● Extrait:
******************************

Her fifth novel, My Bad Thoughts (2005), reveals certain themes often associated with the writing of women, among which we find autobiographical speaking, the exploration of the mother-daughter relationship, childhood, the native country, Algeria and the fragility of identity of those who straddle two cultures.

Keywords: woman, writing, Algeria, in-between, France, identity, gender

Introduction

L’aventure littéraire de Nina BOURAOUI semble se jouer en un lieu discursif complexe et irréductible, singulier et neuf, transculturel par la relativisation qu’il opère des langues et des cultures qu’il met en sens. Complexification encore pour dire le même universel. Sur cette question Nina Bouraoui en dit :

Je suis un bon exemple de double culture. Mon père est algérien, il est parti en France pendant la guerre d’Algérie pour pouvoir poursuivre ses études où il a rencontré ma mère. Ils se sont mariés, ils ont eu des enfants, moi-même et ma sœur. Ensuite nous sommes rentrés à Alger. Ma richesse, si j’écris, je la dois à ce double sang qui coule dans mes veines. A mon avis, l’avenir c’est justement le mélange des cultures. C’est une richesse fantastique. D’autres odeurs, d’autres couleurs : il faut tout multiplier par deux. C’est une double âme qui donne une ouverture d’esprit. Um Kalthum, Farid el Atrache, Omar Khayyâm, peut-être, si j’avais été française française, je ne les aurais jamais connus1   

Cette différence, cet entre-deux, lieu identitaire (l’Algérie) et linguistique (la France) géographiquement distincts2 (C. BONN, 1987 : p.7-15) que notre romancière introduit dans la littérature universelle par la violence3( J. Y. TADIE, 1987 : p.37) d’un dire particulier. La forme poétique fait subir une violence à la langue et institue un langage poétique nouveau dont il reste à décrire dans sa structure même les systèmes mis en relation.

Néanmoins le texte littéraire se donne pour objet le recouvrement d’un sens par l’affirmation d’une identité intellectuelle face à l’aliénation.

Paradoxalement cette dichotomie se révèle être à l’analyse la projection même des présupposés idéologiques et théoriques de cette critique. Ceci dit que l’une des fonctions du texte est de référer aux conflits idéologiques qui l’engendrent.

Il reste cependant que la production du texte comme travail de transformation du réel résorbe le sens antinomique littérature/histoire, du fait même qu’entre le réel et le sujet s’interpose un écran qu’il est impossible de faire disparaître, puisqu’il constitue la structure même du souvenir, du temps passé, de la représentation des figures mythiques.

******************************

● Entrées fournies:
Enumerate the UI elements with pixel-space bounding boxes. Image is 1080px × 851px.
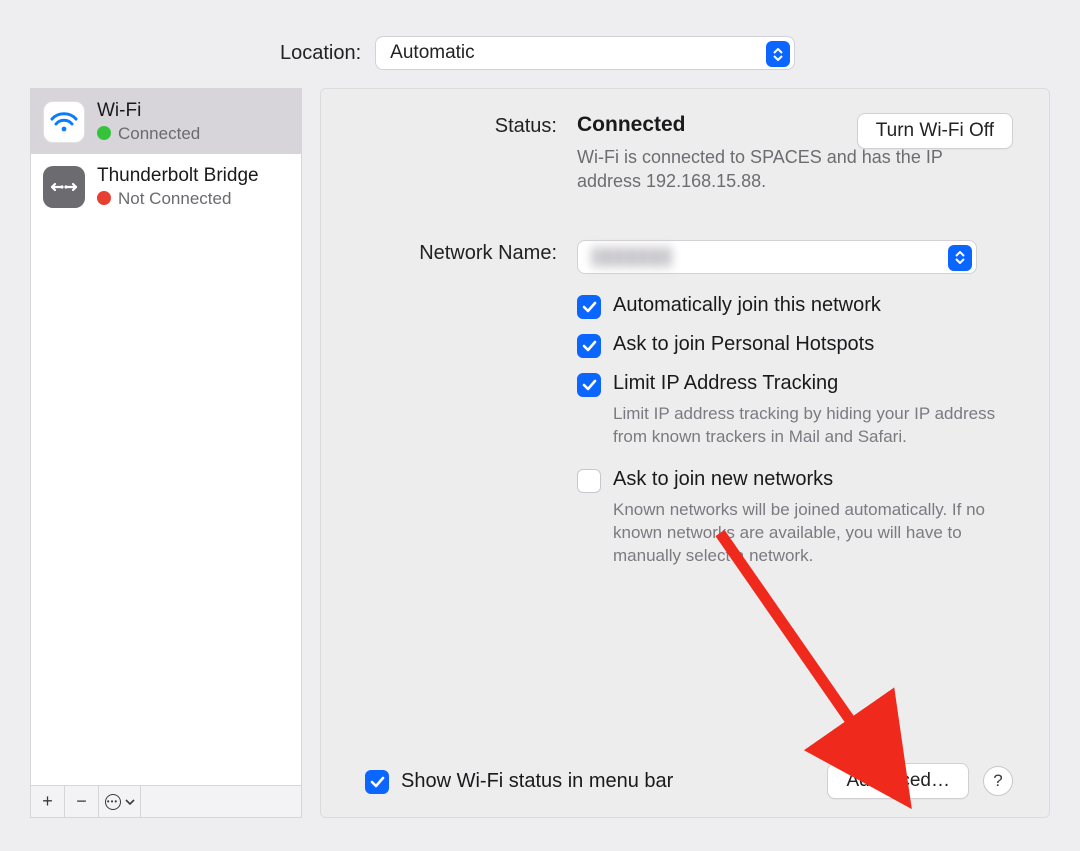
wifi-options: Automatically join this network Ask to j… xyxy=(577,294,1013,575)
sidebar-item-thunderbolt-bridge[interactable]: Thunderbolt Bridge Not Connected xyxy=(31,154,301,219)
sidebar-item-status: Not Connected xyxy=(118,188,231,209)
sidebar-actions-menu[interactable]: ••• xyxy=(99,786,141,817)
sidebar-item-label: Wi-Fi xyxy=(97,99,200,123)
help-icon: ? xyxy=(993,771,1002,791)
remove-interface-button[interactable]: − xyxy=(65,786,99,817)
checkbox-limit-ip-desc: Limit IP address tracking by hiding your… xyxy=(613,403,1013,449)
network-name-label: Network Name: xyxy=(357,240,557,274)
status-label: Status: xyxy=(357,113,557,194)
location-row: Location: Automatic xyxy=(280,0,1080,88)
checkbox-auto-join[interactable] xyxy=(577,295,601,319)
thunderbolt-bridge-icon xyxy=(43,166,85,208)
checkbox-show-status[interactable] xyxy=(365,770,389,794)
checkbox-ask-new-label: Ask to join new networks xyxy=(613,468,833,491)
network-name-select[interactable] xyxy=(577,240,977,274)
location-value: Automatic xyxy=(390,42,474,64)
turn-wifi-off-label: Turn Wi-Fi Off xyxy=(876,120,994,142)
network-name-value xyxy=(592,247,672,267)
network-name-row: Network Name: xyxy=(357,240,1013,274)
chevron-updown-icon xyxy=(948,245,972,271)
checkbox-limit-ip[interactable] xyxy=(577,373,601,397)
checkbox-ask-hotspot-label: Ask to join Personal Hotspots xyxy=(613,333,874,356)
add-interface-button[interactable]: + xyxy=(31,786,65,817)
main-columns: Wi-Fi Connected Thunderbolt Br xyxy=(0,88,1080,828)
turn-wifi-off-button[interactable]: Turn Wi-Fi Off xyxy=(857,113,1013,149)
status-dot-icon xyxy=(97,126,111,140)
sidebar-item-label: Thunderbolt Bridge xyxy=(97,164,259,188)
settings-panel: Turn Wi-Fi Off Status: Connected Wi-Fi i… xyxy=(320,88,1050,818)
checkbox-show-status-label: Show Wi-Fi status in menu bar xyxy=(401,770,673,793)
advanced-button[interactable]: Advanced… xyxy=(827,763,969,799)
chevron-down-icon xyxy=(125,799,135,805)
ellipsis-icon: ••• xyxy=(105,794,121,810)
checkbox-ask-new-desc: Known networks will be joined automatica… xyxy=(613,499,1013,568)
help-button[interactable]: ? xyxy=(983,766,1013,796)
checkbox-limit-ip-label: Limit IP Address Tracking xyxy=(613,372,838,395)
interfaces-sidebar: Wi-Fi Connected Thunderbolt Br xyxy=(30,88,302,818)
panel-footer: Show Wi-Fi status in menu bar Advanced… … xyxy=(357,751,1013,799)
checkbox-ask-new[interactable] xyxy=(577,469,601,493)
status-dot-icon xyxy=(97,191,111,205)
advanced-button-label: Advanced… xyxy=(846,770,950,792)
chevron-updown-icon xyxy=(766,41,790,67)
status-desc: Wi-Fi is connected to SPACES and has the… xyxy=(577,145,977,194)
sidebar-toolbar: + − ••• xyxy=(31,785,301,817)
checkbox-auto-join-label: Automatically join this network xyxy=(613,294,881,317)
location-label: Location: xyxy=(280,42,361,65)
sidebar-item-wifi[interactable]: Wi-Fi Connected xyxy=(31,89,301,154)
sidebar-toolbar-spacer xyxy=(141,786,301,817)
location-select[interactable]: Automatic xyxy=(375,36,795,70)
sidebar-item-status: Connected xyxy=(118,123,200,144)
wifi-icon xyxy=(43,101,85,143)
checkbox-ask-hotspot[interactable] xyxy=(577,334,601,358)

******************************

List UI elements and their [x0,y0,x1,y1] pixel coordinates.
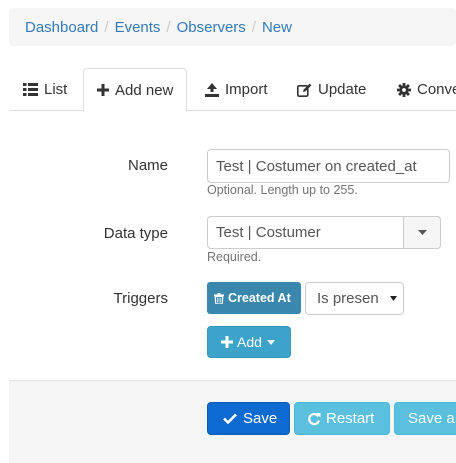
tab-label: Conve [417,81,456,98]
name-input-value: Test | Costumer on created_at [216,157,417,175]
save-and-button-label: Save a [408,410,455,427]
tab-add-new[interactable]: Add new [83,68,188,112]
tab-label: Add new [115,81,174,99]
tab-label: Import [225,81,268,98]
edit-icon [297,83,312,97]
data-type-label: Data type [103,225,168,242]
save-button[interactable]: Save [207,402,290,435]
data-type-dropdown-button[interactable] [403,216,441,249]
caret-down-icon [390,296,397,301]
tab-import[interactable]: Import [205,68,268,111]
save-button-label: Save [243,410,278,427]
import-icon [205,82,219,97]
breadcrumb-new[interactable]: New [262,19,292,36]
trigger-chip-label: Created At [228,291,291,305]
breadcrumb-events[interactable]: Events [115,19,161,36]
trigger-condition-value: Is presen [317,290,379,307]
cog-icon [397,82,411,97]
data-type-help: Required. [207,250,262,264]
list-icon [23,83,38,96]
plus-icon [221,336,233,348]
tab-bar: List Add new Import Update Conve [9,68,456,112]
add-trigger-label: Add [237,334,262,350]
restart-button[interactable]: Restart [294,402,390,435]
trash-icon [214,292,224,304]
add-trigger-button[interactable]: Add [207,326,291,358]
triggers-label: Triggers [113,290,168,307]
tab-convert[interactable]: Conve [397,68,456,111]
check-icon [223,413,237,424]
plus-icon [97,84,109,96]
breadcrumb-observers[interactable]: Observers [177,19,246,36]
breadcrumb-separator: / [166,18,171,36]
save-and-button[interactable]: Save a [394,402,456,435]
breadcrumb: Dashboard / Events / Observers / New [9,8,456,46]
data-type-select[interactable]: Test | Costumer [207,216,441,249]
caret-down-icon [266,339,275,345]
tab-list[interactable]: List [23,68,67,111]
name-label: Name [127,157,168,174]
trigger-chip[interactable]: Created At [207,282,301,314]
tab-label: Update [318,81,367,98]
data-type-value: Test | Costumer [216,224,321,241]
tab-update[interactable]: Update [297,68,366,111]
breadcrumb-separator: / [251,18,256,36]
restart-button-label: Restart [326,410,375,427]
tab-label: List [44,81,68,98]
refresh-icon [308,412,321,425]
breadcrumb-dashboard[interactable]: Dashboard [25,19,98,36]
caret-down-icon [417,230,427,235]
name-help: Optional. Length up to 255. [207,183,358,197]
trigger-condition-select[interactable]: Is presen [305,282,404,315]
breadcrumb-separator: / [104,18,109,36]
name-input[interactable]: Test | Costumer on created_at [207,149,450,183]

******************************

● À faire:
A) Recopiez à l'identique les lignes des enregistrements, depuis celle qui contient « wifi-options: Automatically join » jusqu'à celle qui contient « sidebar-item-label: Wi-Fi xyxy=(97,99,200,123) », ces deux lignes comprises.
B) Prolongez l'extrait sur l'écriture de Nina Bouraoui au-delà de sa dernière phrase.

● Réponses données:
A)
wifi-options: Automatically join this network Ask to j… xyxy=(577,294,1013,575)
sidebar-item-thunderbolt-bridge[interactable]: Thunderbolt Bridge Not Connected xyxy=(31,154,301,219)
sidebar-item-status: Not Connected xyxy=(118,188,231,209)
sidebar-actions-menu[interactable]: ••• xyxy=(99,786,141,817)
sidebar-item-label: Wi-Fi xyxy=(97,99,200,123)

B)
La question de la langue, maternelle ou paternelle, se pose ici comme étant d’ordre plus symbolique que linguistique. Tout discours esthétique est un acte de mémoire énonciatif, affectif et évaluatif.4(Z. HAGANI, 1997 : p.96)

Cet aspect de la question identitaire marque la problématisation qu’en fait notre auteure dans son œuvre, dans la mise en scène du sujet logique et grammatical, du sujet d’une fiction chargée d’évènements diversement datés et localisés.

Il faut également rappeler que les langues maternelles des écrivains sont porteuses de leur culture nationale. Ce sont les langues du théâtre, de la poésie, des contes et légendes, de la musique.

Si l’on retient de la réflexion lacanienne5 (PH. JULIEN, 1991) sur la culture que celle-ci est un système de signes qu’un individu trouve à sa naissance et qu’elle est déterminante dans le symbolique. Ce dernier est alors pour lui l’ordre auquel il ne peut y échapper. En outre, cet ordre „prend des figures“ qui ont une fonction mythique, c’est à dire : identification, loi, religion, interdits…6(Z. HAGANI, 1997 : p.99)

On comprend bien dés lors comment le symbolique devient par essence le lieu où se rejoignent langue et histoire.

Ainsi l’écrivain part de sa culture originaire pour appliquer sur la culture d’emprunt une position de lecture et de réécriture culturellement déterminée.

Par ailleurs, il faut souligner que les modèles rythmiques introduits dans la syntaxe prosodique de langue française et l’interaction des deux systèmes morphosyntaxiques ne produisent pas une simple réactivation de la langue cible, mais une autre langue, un autre ordre rythmique.

1. Exils identitaires

Ces exils identitaires, qui font écho aux autres formes d’exils rencontrées par Nina Bouraoui, participent d’une exploration que l’auteure mène, à travers sa création, sur les difficultés de trouver une juste place à sa singularité.

 J’ai toujours été une étrangère, vous savez, il est difficile, pour moi, de me définir, mon corps transparent est traversé par le monde, par les gens que je fréquente, cela vient dans la chambre d’Alger avec la chose qui est la peur de la mort et aussi la peur de la vie; dans la vie, j’entends le verbe avancer, et donc se construire, il est difficile de bâtir sur du sable, il est difficile d’abandonner ma mère.  (MMP, 2005 : p. 99)

Se faisant écho, l’œuvre de Nina Bouraoui, à travers laquelle s’expriment la voix, le regard et la sensibilité d’une femme, va renouveler la vision de la féminité, du monde et des relations entre les genres.

Cette idée d’un pays perdu d’où elle vient, l’Algérie, dont elle garde la nostalgie, et qui l’empêche d’être totalement d’un autre espace, parcourt toute sa production.

Nina Bouraoui écrit autant sur les séquelles plus ou moins apaisées de l’arrachement à la patrie qu’elle consigne dans sa création qu’est la découverte de soi.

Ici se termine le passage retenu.